Part of a data file »
□ □ □ □ □ □ □

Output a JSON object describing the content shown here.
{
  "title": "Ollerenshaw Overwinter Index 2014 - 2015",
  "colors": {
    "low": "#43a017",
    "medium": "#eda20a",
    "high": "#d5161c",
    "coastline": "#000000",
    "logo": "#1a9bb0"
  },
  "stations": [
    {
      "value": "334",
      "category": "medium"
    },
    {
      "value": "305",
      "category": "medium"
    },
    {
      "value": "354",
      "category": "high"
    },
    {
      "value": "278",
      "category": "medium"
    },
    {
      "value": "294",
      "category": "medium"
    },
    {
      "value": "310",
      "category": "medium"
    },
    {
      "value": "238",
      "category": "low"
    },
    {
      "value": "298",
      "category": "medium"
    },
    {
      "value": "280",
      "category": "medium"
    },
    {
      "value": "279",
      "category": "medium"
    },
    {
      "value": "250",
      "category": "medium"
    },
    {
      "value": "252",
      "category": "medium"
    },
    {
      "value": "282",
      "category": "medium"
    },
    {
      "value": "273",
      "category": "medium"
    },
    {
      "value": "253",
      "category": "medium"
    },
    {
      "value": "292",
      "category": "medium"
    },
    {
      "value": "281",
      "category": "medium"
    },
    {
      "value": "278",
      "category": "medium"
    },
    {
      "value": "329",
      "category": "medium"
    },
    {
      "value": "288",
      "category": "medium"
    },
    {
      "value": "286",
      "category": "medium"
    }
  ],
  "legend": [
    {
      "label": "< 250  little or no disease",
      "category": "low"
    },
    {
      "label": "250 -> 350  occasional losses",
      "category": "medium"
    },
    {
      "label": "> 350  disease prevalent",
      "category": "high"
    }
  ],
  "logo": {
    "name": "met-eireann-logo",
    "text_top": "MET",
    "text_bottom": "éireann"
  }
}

□ □ □ □ □ □ □

Task instructions » Your task is to repeat every line exactly.

Answer to this exercise »
Output a JSON object describing the content shown here.
{
  "title": "Ollerenshaw Overwinter Index 2014 - 2015",
  "colors": {
    "low": "#43a017",
    "medium": "#eda20a",
    "high": "#d5161c",
    "coastline": "#000000",
    "logo": "#1a9bb0"
  },
  "stations": [
    {
      "value": "334",
      "category": "medium"
    },
    {
      "value": "305",
      "category": "medium"
    },
    {
      "value": "354",
      "category": "high"
    },
    {
      "value": "278",
      "category": "medium"
    },
    {
      "value": "294",
      "category": "medium"
    },
    {
      "value": "310",
      "category": "medium"
    },
    {
      "value": "238",
      "category": "low"
    },
    {
      "value": "298",
      "category": "medium"
    },
    {
      "value": "280",
      "category": "medium"
    },
    {
      "value": "279",
      "category": "medium"
    },
    {
      "value": "250",
      "category": "medium"
    },
    {
      "value": "252",
      "category": "medium"
    },
    {
      "value": "282",
      "category": "medium"
    },
    {
      "value": "273",
      "category": "medium"
    },
    {
      "value": "253",
      "category": "medium"
    },
    {
      "value": "292",
      "category": "medium"
    },
    {
      "value": "281",
      "category": "medium"
    },
    {
      "value": "278",
      "category": "medium"
    },
    {
      "value": "329",
      "category": "medium"
    },
    {
      "value": "288",
      "category": "medium"
    },
    {
      "value": "286",
      "category": "medium"
    }
  ],
  "legend": [
    {
      "label": "< 250  little or no disease",
      "category": "low"
    },
    {
      "label": "250 -> 350  occasional losses",
      "category": "medium"
    },
    {
      "label": "> 350  disease prevalent",
      "category": "high"
    }
  ],
  "logo": {
    "name": "met-eireann-logo",
    "text_top": "MET",
    "text_bottom": "éireann"
  }
}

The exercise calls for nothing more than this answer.